REQUIREMENT ▸ Collect all the lines that mention the word "selected".

Source data ▸
--- START ---

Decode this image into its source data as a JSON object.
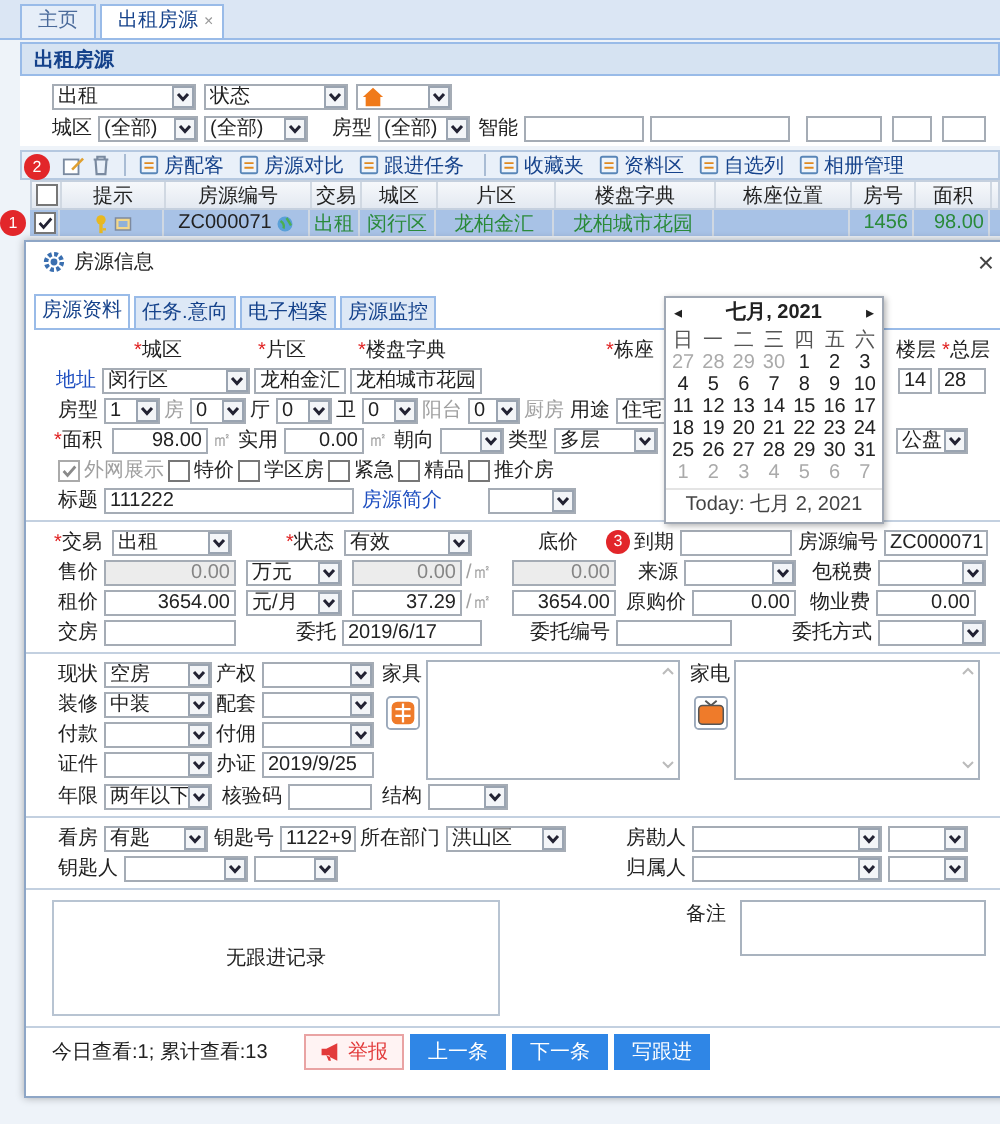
{
  "tabs": [
    {
      "label": "主页",
      "selected": false
    },
    {
      "label": "出租房源",
      "selected": true,
      "close": "×"
    }
  ],
  "panel_title": "出租房源",
  "filters": [
    [
      {
        "kind": "select",
        "value": "出租"
      },
      {
        "kind": "select",
        "value": "状态"
      },
      {
        "kind": "icon_select"
      }
    ],
    [
      {
        "kind": "label",
        "text": "城区"
      },
      {
        "kind": "select",
        "value": "(全部)"
      },
      {
        "kind": "select",
        "value": "(全部)"
      },
      {
        "kind": "label",
        "text": "房型"
      },
      {
        "kind": "select",
        "value": "(全部)"
      },
      {
        "kind": "label",
        "text": "智能"
      },
      {
        "kind": "input"
      },
      {
        "kind": "input"
      },
      {
        "kind": "input"
      },
      {
        "kind": "input"
      },
      {
        "kind": "input"
      }
    ]
  ],
  "toolbar": {
    "badge": "2",
    "groups": [
      [
        "房配客",
        "房源对比",
        "跟进任务"
      ],
      [
        "收藏夹",
        "资料区",
        "自选列",
        "相册管理"
      ]
    ]
  },
  "table": {
    "all_checked": false,
    "columns": [
      "提示",
      "房源编号",
      "交易",
      "城区",
      "片区",
      "楼盘字典",
      "栋座位置",
      "房号",
      "面积"
    ],
    "rows": [
      {
        "badge": "1",
        "checked": true,
        "selected": true,
        "code": "ZC000071",
        "trade": "出租",
        "district": "闵行区",
        "area": "龙柏金汇",
        "estate": "龙柏城市花园",
        "unit": "1456",
        "size": "98.00"
      }
    ]
  },
  "dialog": {
    "title": "房源信息",
    "close": "×",
    "tabs": [
      {
        "label": "房源资料",
        "selected": true
      },
      {
        "label": "任务.意向",
        "selected": false
      },
      {
        "label": "电子档案",
        "selected": false
      },
      {
        "label": "房源监控",
        "selected": false
      }
    ],
    "location": [
      [
        {
          "kind": "label",
          "mark": "*",
          "text": "城区"
        },
        {
          "kind": "label",
          "mark": "*",
          "text": "片区"
        },
        {
          "kind": "label",
          "mark": "*",
          "text": "楼盘字典"
        },
        {
          "kind": "label",
          "mark": "*",
          "text": "栋座"
        },
        {
          "kind": "label",
          "text": "楼层"
        },
        {
          "kind": "label",
          "mark": "*",
          "text": "总层"
        }
      ],
      [
        {
          "kind": "link",
          "text": "地址"
        },
        {
          "kind": "select",
          "value": "闵行区"
        },
        {
          "kind": "input",
          "value": "龙柏金汇"
        },
        {
          "kind": "input",
          "value": "龙柏城市花园"
        },
        {
          "kind": "input",
          "value": "14"
        },
        {
          "kind": "input",
          "value": "28"
        }
      ],
      [
        {
          "kind": "label",
          "text": "房型"
        },
        {
          "kind": "select",
          "value": "1"
        },
        {
          "kind": "label",
          "text": "房",
          "disabled": true
        },
        {
          "kind": "select",
          "value": "0"
        },
        {
          "kind": "label",
          "text": "厅",
          "disabled": false
        },
        {
          "kind": "select",
          "value": "0"
        },
        {
          "kind": "label",
          "text": "卫",
          "disabled": false
        },
        {
          "kind": "select",
          "value": "0"
        },
        {
          "kind": "label",
          "text": "阳台",
          "disabled": true
        },
        {
          "kind": "select",
          "value": "0"
        },
        {
          "kind": "label",
          "text": "厨房",
          "disabled": true
        },
        {
          "kind": "label",
          "text": "用途"
        },
        {
          "kind": "input",
          "value": "住宅"
        }
      ],
      [
        {
          "kind": "label",
          "mark": "*",
          "text": "面积"
        },
        {
          "kind": "num",
          "value": "98.00"
        },
        {
          "kind": "label",
          "text": "㎡",
          "disabled": true
        },
        {
          "kind": "label",
          "text": "实用"
        },
        {
          "kind": "num",
          "value": "0.00"
        },
        {
          "kind": "label",
          "text": "㎡",
          "disabled": true
        },
        {
          "kind": "label",
          "text": "朝向"
        },
        {
          "kind": "select"
        },
        {
          "kind": "label",
          "text": "类型"
        },
        {
          "kind": "select",
          "value": "多层"
        },
        {
          "kind": "select",
          "value": "公盘"
        }
      ],
      [
        {
          "kind": "check",
          "text": "外网展示",
          "checked": true,
          "disabled": true
        },
        {
          "kind": "check",
          "text": "特价",
          "checked": false,
          "disabled": false
        },
        {
          "kind": "check",
          "text": "学区房",
          "checked": false,
          "disabled": false
        },
        {
          "kind": "check",
          "text": "紧急",
          "checked": false,
          "disabled": false
        },
        {
          "kind": "check",
          "text": "精品",
          "checked": false,
          "disabled": false
        },
        {
          "kind": "check",
          "text": "推介房",
          "checked": false,
          "disabled": false
        }
      ],
      [
        {
          "kind": "label",
          "text": "标题"
        },
        {
          "kind": "input",
          "value": "111222"
        },
        {
          "kind": "link",
          "text": "房源简介"
        },
        {
          "kind": "select"
        }
      ]
    ],
    "trade": [
      [
        {
          "kind": "label",
          "mark": "*",
          "text": "交易"
        },
        {
          "kind": "select",
          "value": "出租"
        },
        {
          "kind": "label",
          "mark": "*",
          "text": "状态"
        },
        {
          "kind": "select",
          "value": "有效"
        },
        {
          "kind": "label",
          "text": "底价"
        },
        {
          "kind": "badge",
          "text": "3"
        },
        {
          "kind": "label",
          "text": "到期"
        },
        {
          "kind": "input"
        },
        {
          "kind": "label",
          "text": "房源编号"
        },
        {
          "kind": "input",
          "value": "ZC000071"
        }
      ],
      [
        {
          "kind": "label",
          "text": "售价"
        },
        {
          "kind": "num",
          "value": "0.00",
          "disabled": true
        },
        {
          "kind": "select",
          "value": "万元"
        },
        {
          "kind": "num",
          "value": "0.00",
          "disabled": true
        },
        {
          "kind": "label",
          "text": "/㎡",
          "disabled": true
        },
        {
          "kind": "num",
          "value": "0.00",
          "disabled": true
        },
        {
          "kind": "label",
          "text": "来源"
        },
        {
          "kind": "select"
        },
        {
          "kind": "label",
          "text": "包税费"
        },
        {
          "kind": "select"
        }
      ],
      [
        {
          "kind": "label",
          "text": "租价"
        },
        {
          "kind": "num",
          "value": "3654.00",
          "disabled": false
        },
        {
          "kind": "select",
          "value": "元/月"
        },
        {
          "kind": "num",
          "value": "37.29",
          "disabled": false
        },
        {
          "kind": "label",
          "text": "/㎡",
          "disabled": true
        },
        {
          "kind": "num",
          "value": "3654.00",
          "disabled": false
        },
        {
          "kind": "label",
          "text": "原购价"
        },
        {
          "kind": "num",
          "value": "0.00"
        },
        {
          "kind": "label",
          "text": "物业费"
        },
        {
          "kind": "num",
          "value": "0.00"
        }
      ],
      [
        {
          "kind": "label",
          "text": "交房"
        },
        {
          "kind": "input"
        },
        {
          "kind": "label",
          "text": "委托"
        },
        {
          "kind": "input",
          "value": "2019/6/17"
        },
        {
          "kind": "label",
          "text": "委托编号"
        },
        {
          "kind": "input"
        },
        {
          "kind": "label",
          "text": "委托方式"
        },
        {
          "kind": "select"
        }
      ]
    ],
    "condition": {
      "rows": [
        [
          {
            "kind": "label",
            "text": "现状"
          },
          {
            "kind": "select",
            "value": "空房"
          },
          {
            "kind": "label",
            "text": "产权"
          },
          {
            "kind": "select"
          }
        ],
        [
          {
            "kind": "label",
            "text": "装修"
          },
          {
            "kind": "select",
            "value": "中装"
          },
          {
            "kind": "label",
            "text": "配套"
          },
          {
            "kind": "select"
          }
        ],
        [
          {
            "kind": "label",
            "text": "付款"
          },
          {
            "kind": "select"
          },
          {
            "kind": "label",
            "text": "付佣"
          },
          {
            "kind": "select"
          }
        ],
        [
          {
            "kind": "label",
            "text": "证件"
          },
          {
            "kind": "select"
          },
          {
            "kind": "label",
            "text": "办证"
          },
          {
            "kind": "input",
            "value": "2019/9/25"
          }
        ]
      ],
      "last_row": [
        {
          "kind": "label",
          "text": "年限"
        },
        {
          "kind": "select",
          "value": "两年以下"
        },
        {
          "kind": "label",
          "text": "核验码"
        },
        {
          "kind": "input"
        },
        {
          "kind": "label",
          "text": "结构"
        },
        {
          "kind": "select"
        }
      ],
      "furniture": "家具",
      "appliance": "家电"
    },
    "keys": [
      [
        {
          "kind": "label",
          "text": "看房"
        },
        {
          "kind": "select",
          "value": "有匙"
        },
        {
          "kind": "label",
          "text": "钥匙号"
        },
        {
          "kind": "input",
          "value": "1122+9"
        },
        {
          "kind": "label",
          "text": "所在部门"
        },
        {
          "kind": "select",
          "value": "洪山区"
        },
        {
          "kind": "label",
          "text": "房勘人"
        },
        {
          "kind": "select"
        },
        {
          "kind": "select"
        }
      ],
      [
        {
          "kind": "label",
          "text": "钥匙人"
        },
        {
          "kind": "select"
        },
        {
          "kind": "select"
        },
        {
          "kind": "label",
          "text": "归属人"
        },
        {
          "kind": "select"
        },
        {
          "kind": "select"
        }
      ]
    ],
    "followup": {
      "empty_text": "无跟进记录",
      "remark": "备注"
    },
    "footer": {
      "stats": "今日查看:1; 累计查看:13",
      "buttons": [
        {
          "label": "举报",
          "kind": "report"
        },
        {
          "label": "上一条",
          "kind": "primary"
        },
        {
          "label": "下一条",
          "kind": "primary"
        },
        {
          "label": "写跟进",
          "kind": "primary"
        }
      ]
    }
  },
  "calendar": {
    "prev": "◂",
    "next": "▸",
    "title": "七月, 2021",
    "weekdays": [
      "日",
      "一",
      "二",
      "三",
      "四",
      "五",
      "六"
    ],
    "weeks": [
      [
        {
          "day": "27",
          "outside": true
        },
        {
          "day": "28",
          "outside": true
        },
        {
          "day": "29",
          "outside": true
        },
        {
          "day": "30",
          "outside": true
        },
        {
          "day": "1",
          "outside": false
        },
        {
          "day": "2",
          "outside": false
        },
        {
          "day": "3",
          "outside": false
        }
      ],
      [
        {
          "day": "4",
          "outside": false
        },
        {
          "day": "5",
          "outside": false
        },
        {
          "day": "6",
          "outside": false
        },
        {
          "day": "7",
          "outside": false
        },
        {
          "day": "8",
          "outside": false
        },
        {
          "day": "9",
          "outside": false
        },
        {
          "day": "10",
          "outside": false
        }
      ],
      [
        {
          "day": "11",
          "outside": false
        },
        {
          "day": "12",
          "outside": false
        },
        {
          "day": "13",
          "outside": false
        },
        {
          "day": "14",
          "outside": false
        },
        {
          "day": "15",
          "outside": false
        },
        {
          "day": "16",
          "outside": false
        },
        {
          "day": "17",
          "outside": false
        }
      ],
      [
        {
          "day": "18",
          "outside": false
        },
        {
          "day": "19",
          "outside": false
        },
        {
          "day": "20",
          "outside": false
        },
        {
          "day": "21",
          "outside": false
        },
        {
          "day": "22",
          "outside": false
        },
        {
          "day": "23",
          "outside": false
        },
        {
          "day": "24",
          "outside": false
        }
      ],
      [
        {
          "day": "25",
          "outside": false
        },
        {
          "day": "26",
          "outside": false
        },
        {
          "day": "27",
          "outside": false
        },
        {
          "day": "28",
          "outside": false
        },
        {
          "day": "29",
          "outside": false
        },
        {
          "day": "30",
          "outside": false
        },
        {
          "day": "31",
          "outside": false
        }
      ],
      [
        {
          "day": "1",
          "outside": true
        },
        {
          "day": "2",
          "outside": true
        },
        {
          "day": "3",
          "outside": true
        },
        {
          "day": "4",
          "outside": true
        },
        {
          "day": "5",
          "outside": true
        },
        {
          "day": "6",
          "outside": true
        },
        {
          "day": "7",
          "outside": true
        }
      ]
    ],
    "today": "Today: 七月 2, 2021"
  }
}
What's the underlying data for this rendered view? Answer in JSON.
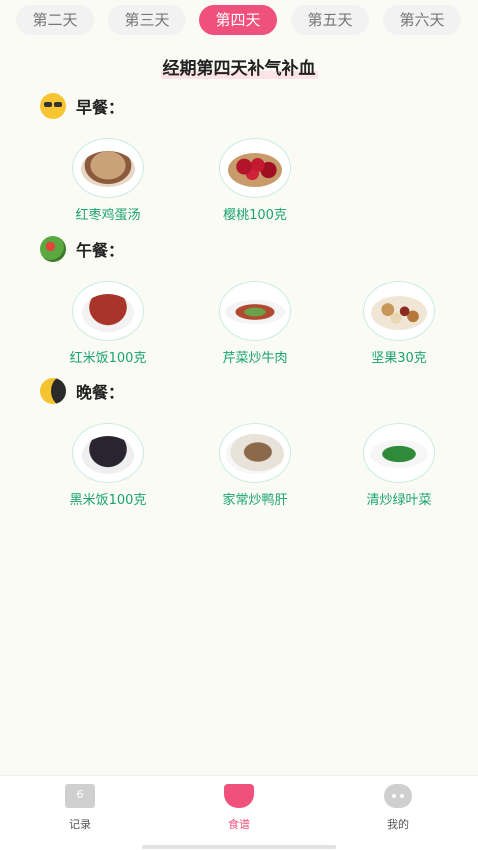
{
  "tabs": [
    {
      "label": "第二天",
      "active": false
    },
    {
      "label": "第三天",
      "active": false
    },
    {
      "label": "第四天",
      "active": true
    },
    {
      "label": "第五天",
      "active": false
    },
    {
      "label": "第六天",
      "active": false
    }
  ],
  "page_title": "经期第四天补气补血",
  "meals": [
    {
      "label": "早餐：",
      "icon": "sun-icon",
      "foods": [
        {
          "name": "红枣鸡蛋汤",
          "icon": "soup-icon"
        },
        {
          "name": "樱桃100克",
          "icon": "cherry-icon"
        }
      ]
    },
    {
      "label": "午餐：",
      "icon": "salad-icon",
      "foods": [
        {
          "name": "红米饭100克",
          "icon": "red-rice-icon"
        },
        {
          "name": "芹菜炒牛肉",
          "icon": "celery-beef-icon"
        },
        {
          "name": "坚果30克",
          "icon": "nuts-icon"
        }
      ]
    },
    {
      "label": "晚餐：",
      "icon": "moon-icon",
      "foods": [
        {
          "name": "黑米饭100克",
          "icon": "black-rice-icon"
        },
        {
          "name": "家常炒鸭肝",
          "icon": "duck-liver-icon"
        },
        {
          "name": "清炒绿叶菜",
          "icon": "greens-icon"
        }
      ]
    }
  ],
  "nav": [
    {
      "label": "记录",
      "icon": "calendar-icon",
      "badge": "6",
      "active": false
    },
    {
      "label": "食谱",
      "icon": "bowl-icon",
      "active": true
    },
    {
      "label": "我的",
      "icon": "chat-icon",
      "active": false
    }
  ],
  "colors": {
    "accent": "#f0507c",
    "food_text": "#1aa36f",
    "background": "#fbfbf6"
  }
}
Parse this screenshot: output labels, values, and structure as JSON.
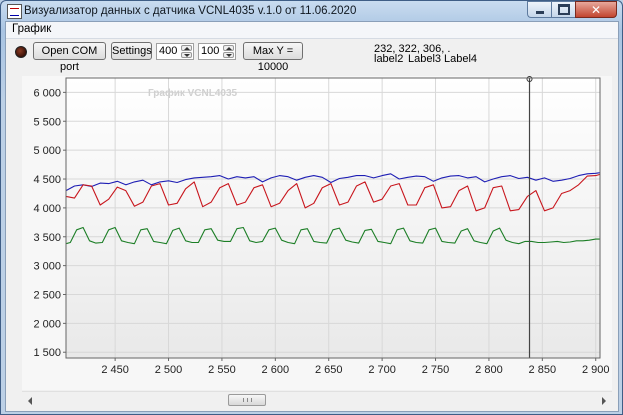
{
  "window": {
    "title": "Визуализатор данных с датчика VCNL4035 v.1.0 от 11.06.2020",
    "close_glyph": "✕"
  },
  "menu": {
    "items": [
      "График"
    ]
  },
  "toolbar": {
    "open_com_label": "Open COM port",
    "settings_label": "Settings",
    "value_a": "400",
    "value_b": "100",
    "maxy_label": "Max Y = 10000"
  },
  "readout": {
    "values": "232, 322, 306, .",
    "label2": "label2",
    "label3": "Label3",
    "label4": "Label4"
  },
  "colors": {
    "series_red": "#c8161d",
    "series_green": "#1c7e26",
    "series_blue": "#1e1eb4"
  },
  "chart_data": {
    "type": "line",
    "title": "График VCNL4035",
    "xlim": [
      2404,
      2904
    ],
    "ylim": [
      1400,
      6250
    ],
    "x_ticks": [
      2450,
      2500,
      2550,
      2600,
      2650,
      2700,
      2750,
      2800,
      2850,
      2900
    ],
    "x_tick_labels": [
      "2 450",
      "2 500",
      "2 550",
      "2 600",
      "2 650",
      "2 700",
      "2 750",
      "2 800",
      "2 850",
      "2 900"
    ],
    "y_ticks": [
      1500,
      2000,
      2500,
      3000,
      3500,
      4000,
      4500,
      5000,
      5500,
      6000
    ],
    "y_tick_labels": [
      "1 500",
      "2 000",
      "2 500",
      "3 000",
      "3 500",
      "4 000",
      "4 500",
      "5 000",
      "5 500",
      "6 000"
    ],
    "grid": true,
    "cursor_x": 2838,
    "series": [
      {
        "color": "#1e1eb4",
        "x": [
          2404,
          2412,
          2420,
          2428,
          2436,
          2444,
          2452,
          2460,
          2468,
          2476,
          2484,
          2492,
          2500,
          2508,
          2516,
          2524,
          2532,
          2540,
          2548,
          2556,
          2564,
          2572,
          2580,
          2588,
          2596,
          2604,
          2612,
          2620,
          2628,
          2636,
          2644,
          2652,
          2660,
          2668,
          2676,
          2684,
          2692,
          2700,
          2708,
          2716,
          2724,
          2732,
          2740,
          2748,
          2756,
          2764,
          2772,
          2780,
          2788,
          2796,
          2804,
          2812,
          2820,
          2828,
          2836,
          2844,
          2852,
          2860,
          2868,
          2876,
          2884,
          2892,
          2900,
          2904
        ],
        "y": [
          4300,
          4380,
          4400,
          4370,
          4430,
          4420,
          4460,
          4400,
          4450,
          4480,
          4400,
          4450,
          4470,
          4440,
          4490,
          4520,
          4530,
          4540,
          4560,
          4500,
          4540,
          4520,
          4540,
          4450,
          4520,
          4560,
          4540,
          4480,
          4530,
          4560,
          4530,
          4440,
          4510,
          4530,
          4560,
          4560,
          4520,
          4560,
          4590,
          4500,
          4530,
          4550,
          4540,
          4460,
          4520,
          4550,
          4560,
          4520,
          4540,
          4450,
          4500,
          4540,
          4560,
          4510,
          4530,
          4480,
          4520,
          4460,
          4480,
          4510,
          4560,
          4590,
          4600,
          4610
        ]
      },
      {
        "color": "#c8161d",
        "x": [
          2404,
          2412,
          2420,
          2428,
          2436,
          2444,
          2452,
          2460,
          2468,
          2476,
          2484,
          2492,
          2500,
          2508,
          2516,
          2524,
          2532,
          2540,
          2548,
          2556,
          2564,
          2572,
          2580,
          2588,
          2596,
          2604,
          2612,
          2620,
          2628,
          2636,
          2644,
          2652,
          2660,
          2668,
          2676,
          2684,
          2692,
          2700,
          2708,
          2716,
          2724,
          2732,
          2740,
          2748,
          2756,
          2764,
          2772,
          2780,
          2788,
          2796,
          2804,
          2812,
          2820,
          2828,
          2836,
          2844,
          2852,
          2860,
          2868,
          2876,
          2884,
          2892,
          2900,
          2904
        ],
        "y": [
          4200,
          4170,
          4400,
          4380,
          4050,
          4150,
          4360,
          4300,
          4030,
          4100,
          4380,
          4420,
          4050,
          4080,
          4330,
          4450,
          4020,
          4100,
          4350,
          4420,
          4050,
          4100,
          4350,
          4400,
          4020,
          4080,
          4300,
          4420,
          4000,
          4080,
          4350,
          4420,
          4050,
          4100,
          4380,
          4450,
          4100,
          4150,
          4380,
          4420,
          4050,
          4050,
          4350,
          4400,
          4000,
          4020,
          4300,
          4380,
          3950,
          4000,
          4350,
          4380,
          3950,
          3970,
          4200,
          4300,
          3950,
          4000,
          4250,
          4300,
          4400,
          4550,
          4560,
          4580
        ]
      },
      {
        "color": "#1c7e26",
        "x": [
          2404,
          2408,
          2414,
          2420,
          2426,
          2432,
          2438,
          2444,
          2450,
          2456,
          2462,
          2468,
          2474,
          2480,
          2486,
          2492,
          2498,
          2504,
          2510,
          2516,
          2522,
          2528,
          2534,
          2540,
          2546,
          2552,
          2558,
          2564,
          2570,
          2576,
          2582,
          2588,
          2594,
          2600,
          2606,
          2612,
          2618,
          2624,
          2630,
          2636,
          2642,
          2648,
          2654,
          2660,
          2666,
          2672,
          2678,
          2684,
          2690,
          2696,
          2702,
          2708,
          2714,
          2720,
          2726,
          2732,
          2738,
          2744,
          2750,
          2756,
          2762,
          2768,
          2774,
          2780,
          2786,
          2792,
          2798,
          2804,
          2810,
          2816,
          2822,
          2828,
          2834,
          2840,
          2846,
          2852,
          2858,
          2864,
          2870,
          2876,
          2882,
          2888,
          2894,
          2900,
          2904
        ],
        "y": [
          3380,
          3400,
          3620,
          3660,
          3430,
          3390,
          3400,
          3620,
          3660,
          3430,
          3400,
          3380,
          3620,
          3640,
          3420,
          3400,
          3380,
          3610,
          3650,
          3430,
          3400,
          3400,
          3620,
          3640,
          3440,
          3420,
          3420,
          3640,
          3660,
          3430,
          3400,
          3420,
          3620,
          3650,
          3440,
          3400,
          3380,
          3620,
          3640,
          3420,
          3400,
          3390,
          3620,
          3650,
          3440,
          3410,
          3390,
          3610,
          3630,
          3420,
          3400,
          3380,
          3620,
          3650,
          3430,
          3400,
          3390,
          3620,
          3650,
          3420,
          3400,
          3390,
          3600,
          3640,
          3430,
          3400,
          3380,
          3600,
          3650,
          3440,
          3400,
          3380,
          3420,
          3420,
          3400,
          3400,
          3410,
          3420,
          3400,
          3410,
          3430,
          3430,
          3440,
          3460,
          3460
        ]
      }
    ]
  }
}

--- END ---

EXPECTED ANSWER ▸
      "selected": false
      "selected": true,
        "selected": true,
        "selected": true
        "selected": false
        "selected": false
        "selected": false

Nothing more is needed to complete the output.